#### Task directions:
Extract the full listing below without altering a single character.

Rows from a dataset
---
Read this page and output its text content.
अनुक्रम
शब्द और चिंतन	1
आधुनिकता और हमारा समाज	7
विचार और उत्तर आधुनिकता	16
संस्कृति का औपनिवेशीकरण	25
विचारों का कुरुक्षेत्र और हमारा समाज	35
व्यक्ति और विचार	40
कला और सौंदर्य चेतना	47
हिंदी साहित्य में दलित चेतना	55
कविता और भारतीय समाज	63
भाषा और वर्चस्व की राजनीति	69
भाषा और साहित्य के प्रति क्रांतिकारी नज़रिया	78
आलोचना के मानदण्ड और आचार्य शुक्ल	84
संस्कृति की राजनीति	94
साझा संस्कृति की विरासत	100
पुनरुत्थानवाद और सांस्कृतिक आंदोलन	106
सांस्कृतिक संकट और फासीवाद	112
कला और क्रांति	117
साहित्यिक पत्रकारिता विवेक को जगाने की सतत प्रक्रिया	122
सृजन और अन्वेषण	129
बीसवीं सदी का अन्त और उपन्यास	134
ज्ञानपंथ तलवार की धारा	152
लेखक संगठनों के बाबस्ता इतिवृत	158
---
#### Solution to this task:
Read this page and output its text content.
अनुक्रम
शब्द और चिंतन	1
आधुनिकता और हमारा समाज	7
विचार और उत्तर आधुनिकता	16
संस्कृति का औपनिवेशीकरण	25
विचारों का कुरुक्षेत्र और हमारा समाज	35
व्यक्ति और विचार	40
कला और सौंदर्य चेतना	47
हिंदी साहित्य में दलित चेतना	55
कविता और भारतीय समाज	63
भाषा और वर्चस्व की राजनीति	69
भाषा और साहित्य के प्रति क्रांतिकारी नज़रिया	78
आलोचना के मानदण्ड और आचार्य शुक्ल	84
संस्कृति की राजनीति	94
साझा संस्कृति की विरासत	100
पुनरुत्थानवाद और सांस्कृतिक आंदोलन	106
सांस्कृतिक संकट और फासीवाद	112
कला और क्रांति	117
साहित्यिक पत्रकारिता विवेक को जगाने की सतत प्रक्रिया	122
सृजन और अन्वेषण	129
बीसवीं सदी का अन्त और उपन्यास	134
ज्ञानपंथ तलवार की धारा	152
लेखक संगठनों के बाबस्ता इतिवृत	158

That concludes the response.